## Dataset records
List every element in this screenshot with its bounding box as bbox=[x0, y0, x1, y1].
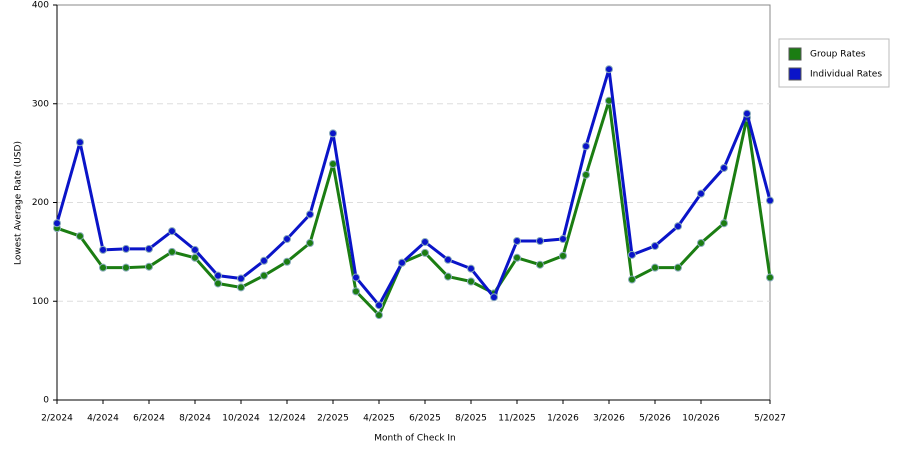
x-tick-label: 11/2025 bbox=[498, 414, 535, 424]
point-marker bbox=[444, 255, 452, 264]
point-marker bbox=[99, 245, 107, 254]
point-marker bbox=[352, 287, 360, 296]
plot-frame bbox=[56, 4, 771, 401]
x-tick-label: 3/2026 bbox=[593, 414, 625, 424]
x-tick-label: 6/2025 bbox=[409, 414, 441, 424]
point-marker bbox=[283, 235, 291, 244]
point-marker bbox=[651, 263, 659, 272]
x-tick-label: 1/2026 bbox=[547, 414, 579, 424]
point-marker bbox=[559, 251, 567, 260]
point-marker bbox=[697, 189, 705, 198]
point-marker bbox=[628, 275, 636, 284]
point-marker bbox=[53, 219, 61, 228]
point-marker bbox=[421, 238, 429, 246]
legend-swatch bbox=[788, 67, 802, 81]
point-marker bbox=[237, 274, 245, 283]
y-tick-label: 200 bbox=[32, 198, 49, 208]
point-marker bbox=[237, 283, 245, 292]
point-marker bbox=[743, 109, 751, 118]
point-marker bbox=[490, 293, 498, 302]
x-tick-label: 2/2024 bbox=[41, 414, 73, 424]
point-marker bbox=[76, 138, 84, 147]
y-tick-label: 0 bbox=[43, 396, 49, 406]
point-marker bbox=[628, 250, 636, 259]
point-marker bbox=[168, 247, 176, 256]
point-marker bbox=[306, 210, 314, 219]
point-marker bbox=[674, 263, 682, 272]
point-marker bbox=[375, 301, 383, 310]
point-marker bbox=[352, 273, 360, 282]
point-marker bbox=[467, 277, 475, 286]
point-marker bbox=[421, 248, 429, 257]
point-marker bbox=[513, 237, 521, 246]
point-marker bbox=[145, 262, 153, 271]
x-tick-label: 5/2027 bbox=[754, 414, 786, 424]
point-marker bbox=[283, 257, 291, 266]
legend-label: Individual Rates bbox=[810, 70, 882, 80]
point-marker bbox=[122, 244, 130, 253]
x-tick-label: 4/2024 bbox=[87, 414, 119, 424]
point-marker bbox=[214, 279, 222, 288]
x-axis-label: Month of Check In bbox=[374, 434, 456, 444]
x-tick-label: 12/2024 bbox=[268, 414, 306, 424]
point-marker bbox=[766, 196, 774, 205]
point-marker bbox=[513, 253, 521, 262]
point-marker bbox=[306, 238, 314, 247]
legend-label: Group Rates bbox=[810, 50, 866, 60]
point-marker bbox=[99, 263, 107, 272]
point-marker bbox=[674, 222, 682, 231]
point-marker bbox=[720, 163, 728, 172]
x-tick-label: 6/2024 bbox=[133, 414, 165, 424]
point-marker bbox=[766, 273, 774, 282]
x-tick-label: 10/2024 bbox=[222, 414, 260, 424]
point-marker bbox=[191, 253, 199, 262]
y-tick-label: 300 bbox=[32, 99, 49, 109]
point-marker bbox=[375, 311, 383, 320]
point-marker bbox=[398, 258, 406, 267]
x-tick-label: 4/2025 bbox=[363, 414, 395, 424]
point-marker bbox=[214, 271, 222, 280]
point-marker bbox=[191, 245, 199, 254]
x-tick-label: 5/2026 bbox=[639, 414, 671, 424]
point-marker bbox=[329, 129, 337, 138]
point-marker bbox=[605, 65, 613, 74]
point-marker bbox=[145, 244, 153, 253]
point-marker bbox=[536, 237, 544, 246]
series-line bbox=[56, 99, 772, 317]
point-marker bbox=[260, 256, 268, 265]
y-tick-label: 400 bbox=[32, 1, 49, 11]
point-marker bbox=[582, 142, 590, 151]
x-tick-label: 2/2025 bbox=[317, 414, 349, 424]
point-marker bbox=[697, 238, 705, 247]
point-marker bbox=[168, 227, 176, 236]
point-marker bbox=[651, 241, 659, 250]
point-marker bbox=[122, 263, 130, 272]
point-marker bbox=[260, 271, 268, 280]
point-marker bbox=[444, 272, 452, 281]
y-axis-label: Lowest Average Rate (USD) bbox=[14, 141, 24, 265]
x-tick-label: 10/2026 bbox=[682, 414, 720, 424]
point-marker bbox=[582, 170, 590, 179]
x-tick-label: 8/2025 bbox=[455, 414, 487, 424]
point-marker bbox=[559, 235, 567, 244]
point-marker bbox=[467, 264, 475, 273]
legend-swatch bbox=[788, 47, 802, 61]
x-tick-label: 8/2024 bbox=[179, 414, 211, 424]
point-marker bbox=[536, 260, 544, 269]
point-marker bbox=[720, 219, 728, 228]
point-marker bbox=[76, 232, 84, 241]
series-line bbox=[55, 67, 772, 307]
y-tick-label: 100 bbox=[32, 297, 49, 307]
point-marker bbox=[329, 159, 337, 168]
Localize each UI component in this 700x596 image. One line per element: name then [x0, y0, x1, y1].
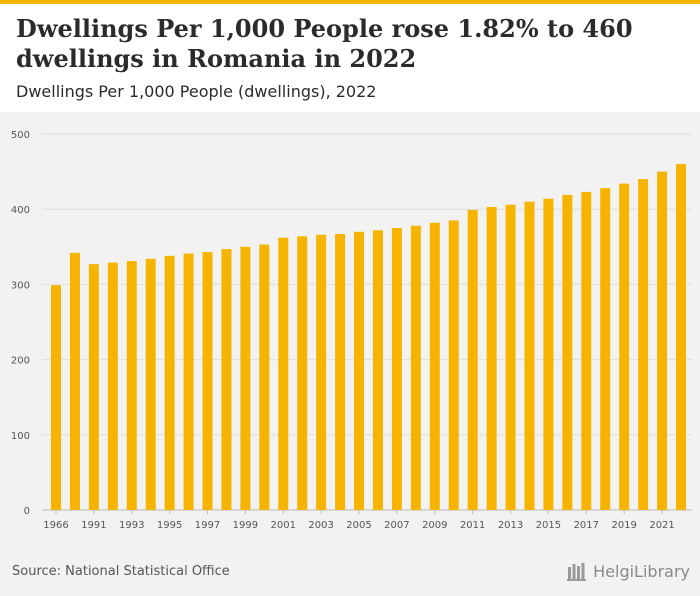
source-note: Source: National Statistical Office [12, 564, 230, 579]
x-tick-label: 2009 [422, 520, 447, 531]
bar-2003[interactable] [316, 235, 326, 510]
bar-2011[interactable] [468, 210, 478, 510]
x-tick-label: 1999 [233, 520, 258, 531]
bar-2019[interactable] [619, 184, 629, 510]
x-tick-label: 2007 [384, 520, 409, 531]
y-tick-label: 500 [11, 130, 30, 141]
bar-2018[interactable] [600, 188, 610, 510]
bar-2008[interactable] [411, 226, 421, 510]
bar-2016[interactable] [562, 195, 572, 510]
x-tick-label: 2003 [308, 520, 333, 531]
gridlines [42, 134, 692, 510]
bar-2015[interactable] [543, 199, 553, 510]
y-tick-label: 400 [11, 205, 30, 216]
x-tick-label: 1997 [195, 520, 220, 531]
logo-text: HelgiLibrary [593, 562, 690, 581]
x-tick-label: 2011 [460, 520, 485, 531]
bar-2014[interactable] [524, 202, 534, 510]
x-tick-label: 2015 [536, 520, 561, 531]
bar-2009[interactable] [430, 223, 440, 510]
x-tick-label: 2005 [346, 520, 371, 531]
x-tick-label: 2019 [611, 520, 636, 531]
x-tick-label: 1966 [43, 520, 68, 531]
bar-1994[interactable] [146, 259, 156, 510]
x-tick-label: 1991 [81, 520, 106, 531]
bar-1996[interactable] [184, 254, 194, 510]
bar-2007[interactable] [392, 228, 402, 510]
bar-2002[interactable] [297, 236, 307, 510]
bar-1999[interactable] [240, 247, 250, 510]
bar-1991[interactable] [89, 264, 99, 510]
bar-1997[interactable] [203, 252, 213, 510]
x-tick-label: 2017 [574, 520, 599, 531]
bar-2005[interactable] [354, 232, 364, 510]
library-icon [567, 561, 589, 581]
bar-1966[interactable] [51, 285, 61, 510]
y-tick-label: 100 [11, 431, 30, 442]
bar-2006[interactable] [373, 230, 383, 510]
x-tick-label: 2001 [271, 520, 296, 531]
x-tick-label: 1993 [119, 520, 144, 531]
bar-1990[interactable] [70, 253, 80, 510]
x-tick-label: 2021 [649, 520, 674, 531]
x-tick-label: 2013 [498, 520, 523, 531]
bar-chart: 0 100 200 300 400 500 1966 1991 1993 1995 1997 199… [0, 0, 700, 552]
bar-2013[interactable] [506, 205, 516, 510]
bar-2017[interactable] [581, 192, 591, 510]
bar-1993[interactable] [127, 261, 137, 510]
bar-2012[interactable] [487, 207, 497, 510]
x-axis: 1966 1991 1993 1995 1997 1999 2001 2003 2005 2007… [43, 510, 675, 531]
bar-1998[interactable] [221, 249, 231, 510]
bar-2004[interactable] [335, 234, 345, 510]
bar-2010[interactable] [449, 220, 459, 510]
bar-2001[interactable] [278, 238, 288, 510]
bar-2000[interactable] [259, 245, 269, 510]
y-tick-label: 0 [24, 506, 30, 517]
bar-1992[interactable] [108, 263, 118, 510]
y-axis: 0 100 200 300 400 500 [11, 130, 30, 517]
bar-1995[interactable] [165, 256, 175, 510]
chart-footer: Source: National Statistical Office Helg… [0, 552, 700, 596]
y-tick-label: 200 [11, 356, 30, 367]
y-tick-label: 300 [11, 280, 30, 291]
x-tick-label: 1995 [157, 520, 182, 531]
bar-2020[interactable] [638, 179, 648, 510]
bar-2021[interactable] [657, 172, 667, 510]
bar-2022[interactable] [676, 164, 686, 510]
bars [51, 164, 686, 510]
helgilibrary-logo[interactable]: HelgiLibrary [567, 561, 690, 581]
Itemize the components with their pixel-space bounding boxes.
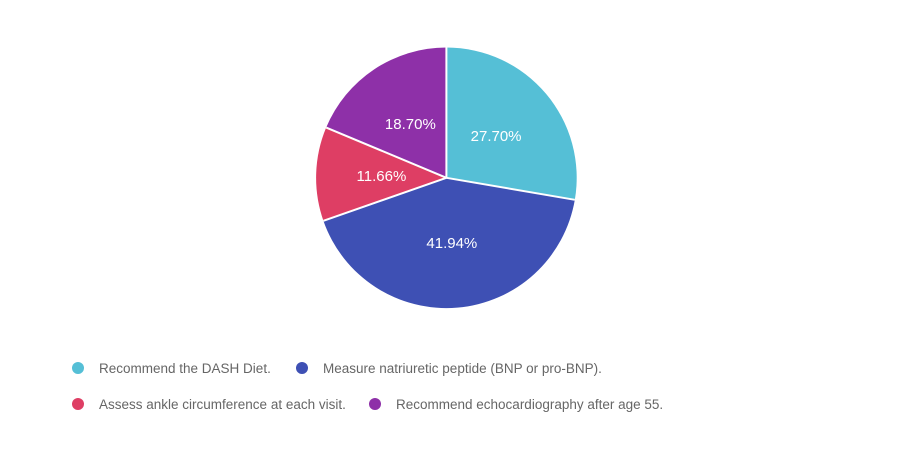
svg-text:27.70%: 27.70% [471, 128, 522, 145]
svg-text:18.70%: 18.70% [385, 116, 436, 133]
svg-text:11.66%: 11.66% [357, 168, 407, 185]
svg-text:41.94%: 41.94% [426, 235, 477, 252]
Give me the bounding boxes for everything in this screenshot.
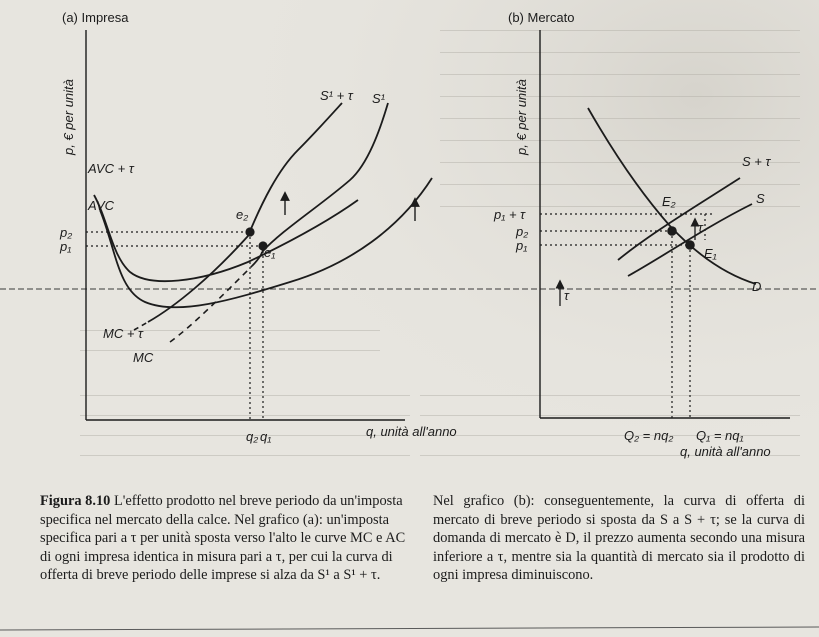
- curve-mc-plus-tau-dashed: [133, 321, 149, 331]
- tick-p1-plus-tau: p₁ + τ: [493, 207, 526, 222]
- label-s1: S¹: [372, 91, 386, 106]
- curve-mc-plus-tau: [147, 235, 249, 323]
- caption-right-text: Nel grafico (b): conseguentemente, la cu…: [433, 493, 805, 584]
- point-e2: [245, 227, 255, 237]
- label-mc-plus-tau: MC + τ: [103, 326, 144, 341]
- panel-a-title: (a) Impresa: [62, 10, 129, 25]
- tick-p2-b: p₂: [515, 224, 528, 239]
- curve-mc: [251, 251, 263, 267]
- panel-b-x-axis-label: q, unità all'anno: [680, 444, 771, 459]
- tau-label-low: τ: [564, 288, 570, 303]
- label-s-plus-tau: S + τ: [742, 154, 771, 169]
- curve-s1: [261, 102, 389, 253]
- panel-b-y-axis-label: p, € per unità: [514, 79, 529, 156]
- tick-q2: q₂: [246, 429, 258, 444]
- tick-Q2: Q₂ = nq₂: [624, 428, 673, 443]
- page-bottom-edge: [0, 626, 819, 631]
- tau-label-market: τ: [698, 220, 704, 235]
- figure-caption-left: Figura 8.10 L'effetto prodotto nel breve…: [40, 492, 418, 585]
- tick-p2: p₂: [59, 225, 72, 240]
- panel-a-impresa: (a) Impresa p, € per unità q, unità all'…: [59, 10, 457, 444]
- curve-s1-plus-tau: [247, 102, 343, 237]
- curve-demand: [587, 107, 757, 285]
- curve-avc: [99, 177, 433, 309]
- caption-left-text: L'effetto prodotto nel breve periodo da …: [40, 493, 406, 584]
- label-E2: E₂: [662, 194, 676, 209]
- label-mc: MC: [133, 350, 154, 365]
- figure-number: Figura 8.10: [40, 493, 111, 509]
- label-avc-plus-tau: AVC + τ: [87, 161, 135, 176]
- label-d: D: [752, 279, 761, 294]
- tick-q1: q₁: [260, 429, 271, 444]
- tick-p1-b: p₁: [515, 238, 527, 253]
- point-e1: [258, 241, 268, 251]
- label-E1: E₁: [704, 246, 717, 261]
- panel-b-mercato: (b) Mercato p, € per unità q, unità all'…: [493, 10, 790, 459]
- panel-a-y-axis-label: p, € per unità: [61, 79, 76, 156]
- curve-s: [627, 203, 753, 277]
- show-through-texture: [80, 30, 800, 456]
- panel-a-x-axis-label: q, unità all'anno: [366, 424, 457, 439]
- label-e1: e₁: [264, 245, 275, 260]
- curve-s-plus-tau: [617, 177, 741, 261]
- label-s: S: [756, 191, 765, 206]
- tick-Q1: Q₁ = nq₁: [696, 428, 744, 443]
- label-s1-plus-tau: S¹ + τ: [320, 88, 354, 103]
- point-E1: [685, 240, 695, 250]
- figure-caption-right: Nel grafico (b): conseguentemente, la cu…: [433, 492, 805, 585]
- curve-avc-plus-tau: [93, 194, 359, 283]
- label-avc: AVC: [87, 198, 115, 213]
- panel-b-title: (b) Mercato: [508, 10, 574, 25]
- point-E2: [667, 226, 677, 236]
- tick-p1: p₁: [59, 239, 71, 254]
- label-e2: e₂: [236, 207, 248, 222]
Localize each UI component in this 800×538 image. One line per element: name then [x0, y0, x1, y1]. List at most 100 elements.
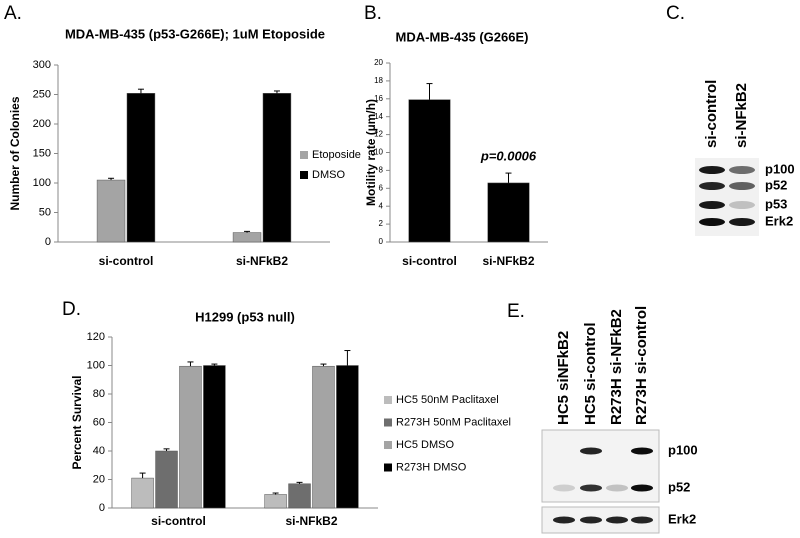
blot-band: [699, 201, 725, 209]
x-tick-label: si-NFkB2: [285, 514, 337, 528]
bar: [408, 99, 451, 243]
error-bar: [137, 88, 144, 94]
x-tick-label: si-NFkB2: [236, 254, 288, 268]
y-tick-label: 40: [93, 445, 105, 457]
y-tick-label: 4: [379, 201, 384, 210]
band-label: p53: [765, 196, 787, 211]
legend-label: R273H DMSO: [396, 461, 467, 473]
blot-band: [580, 484, 602, 492]
error-bar: [426, 83, 433, 100]
blot-band: [553, 484, 575, 492]
band-label: Erk2: [765, 213, 793, 228]
bar: [131, 477, 154, 509]
blot-band: [631, 484, 653, 492]
legend-swatch: [384, 441, 392, 449]
bar: [96, 179, 126, 243]
band-label: Erk2: [668, 511, 696, 526]
bar: [155, 450, 178, 509]
error-bar: [273, 90, 280, 94]
error-bar: [187, 361, 194, 367]
blot-band: [553, 516, 575, 524]
chart-title: H1299 (p53 null): [195, 309, 295, 324]
y-tick-label: 0: [379, 237, 384, 246]
legend-swatch: [384, 396, 392, 404]
lane-label: si-NFkB2: [733, 83, 750, 148]
y-tick-label: 20: [93, 473, 105, 485]
legend-swatch: [300, 151, 308, 159]
bar: [126, 93, 156, 243]
bar: [203, 365, 226, 509]
bar: [232, 232, 262, 243]
y-tick-label: 100: [87, 359, 105, 371]
bar: [262, 93, 292, 243]
error-bar: [244, 230, 251, 233]
y-tick-label: 18: [374, 76, 383, 85]
bar: [312, 365, 335, 509]
blot-band: [699, 182, 725, 190]
chart-title: MDA-MB-435 (p53-G266E); 1uM Etoposide: [65, 26, 325, 41]
y-tick-label: 50: [39, 206, 51, 218]
y-axis-label: Number of Colonies: [8, 96, 22, 210]
error-bar: [108, 177, 115, 181]
blot-band: [729, 182, 755, 190]
y-tick-label: 10: [374, 148, 383, 157]
band-label: p52: [765, 177, 787, 192]
band-label: p100: [668, 442, 698, 457]
y-tick-label: 14: [374, 112, 383, 121]
y-tick-label: 12: [374, 130, 383, 139]
legend-label: HC5 DMSO: [396, 439, 455, 451]
chart-title: MDA-MB-435 (G266E): [396, 29, 529, 44]
panel-letter: B.: [364, 3, 382, 24]
y-axis-label: Percent Survival: [70, 375, 84, 469]
y-tick-label: 16: [374, 94, 383, 103]
y-tick-label: 100: [33, 177, 51, 189]
error-bar: [163, 448, 170, 451]
panel-letter: E.: [507, 301, 525, 322]
annotation: p=0.0006: [480, 148, 537, 163]
blot-band: [699, 166, 725, 174]
blot-band: [631, 516, 653, 524]
error-bar: [296, 481, 303, 484]
legend-label: HC5 50nM Paclitaxel: [396, 394, 499, 406]
y-axis-label: Motility rate (µm/h): [364, 99, 378, 206]
y-tick-label: 80: [93, 388, 105, 400]
blot-band: [580, 447, 602, 455]
band-label: p52: [668, 479, 690, 494]
y-tick-label: 60: [93, 416, 105, 428]
lane-label: R273H si-control: [633, 306, 650, 425]
x-tick-label: si-control: [402, 254, 457, 268]
y-tick-label: 150: [33, 147, 51, 159]
legend-label: R273H 50nM Paclitaxel: [396, 416, 511, 428]
y-tick-label: 0: [99, 502, 105, 514]
bar: [487, 182, 530, 243]
panel-letter: D.: [62, 299, 81, 320]
y-tick-label: 6: [379, 183, 384, 192]
y-tick-label: 300: [33, 59, 51, 71]
error-bar: [272, 492, 279, 495]
lane-label: R273H si-NFkB2: [608, 309, 625, 425]
x-tick-label: si-NFkB2: [482, 254, 534, 268]
error-bar: [320, 363, 327, 367]
y-tick-label: 8: [379, 166, 384, 175]
blot-band: [580, 516, 602, 524]
legend-swatch: [384, 463, 392, 472]
y-tick-label: 0: [45, 236, 51, 248]
bar: [264, 494, 287, 509]
bar: [179, 365, 202, 509]
legend-swatch: [384, 418, 392, 427]
blot-band: [729, 218, 755, 226]
blot-band: [606, 484, 628, 492]
blot-band: [606, 516, 628, 524]
blot-band: [631, 447, 653, 455]
lane-label: HC5 si-control: [582, 322, 599, 425]
y-tick-label: 2: [379, 219, 384, 228]
error-bar: [505, 172, 512, 183]
y-tick-label: 120: [87, 331, 105, 343]
panel-letter: C.: [666, 3, 685, 24]
x-tick-label: si-control: [99, 254, 154, 268]
error-bar: [344, 350, 351, 366]
panel-letter: A.: [4, 3, 22, 24]
lane-label: HC5 siNFkB2: [555, 331, 572, 425]
x-tick-label: si-control: [151, 514, 206, 528]
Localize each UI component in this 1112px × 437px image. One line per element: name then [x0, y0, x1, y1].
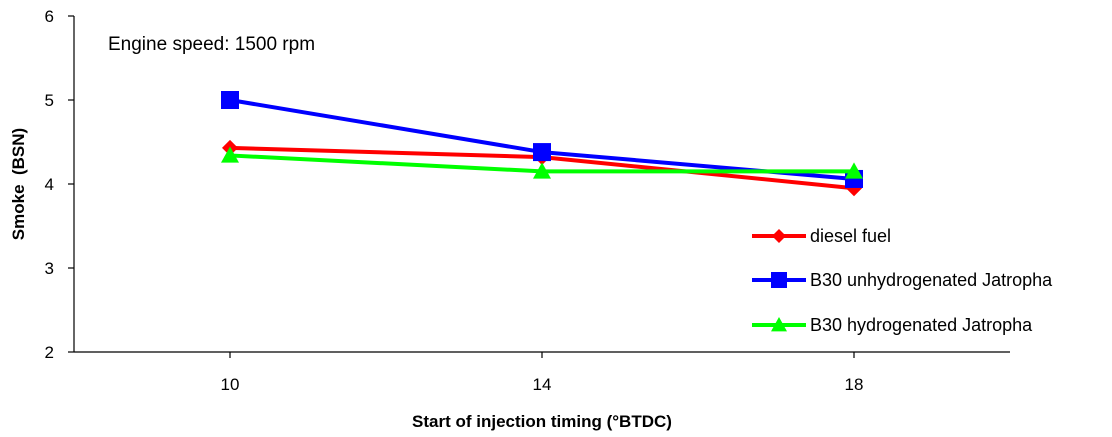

## Short exercise
Render everything from the line containing "svg-text:27.70%: 27.70% [471, 128, 522, 145]" down to the line containing "Give me the" as a Markdown table with the columns Row and Line, numbering each row and omitting blank lines.

## Result
| Row | Line |
|---|---|
| 1 | svg-text:27.70%: 27.70% [471, 128, 522, 145] |
| 2 | svg-text:18.70%: 18.70% [385, 116, 436, 133] |
| 3 | svg-text:11.66%: 11.66% [357, 168, 407, 185] |
| 4 | svg-text:41.94%: 41.94% [426, 235, 477, 252] |
| 5 | Give me the bounding boxes for everything in this screenshot. |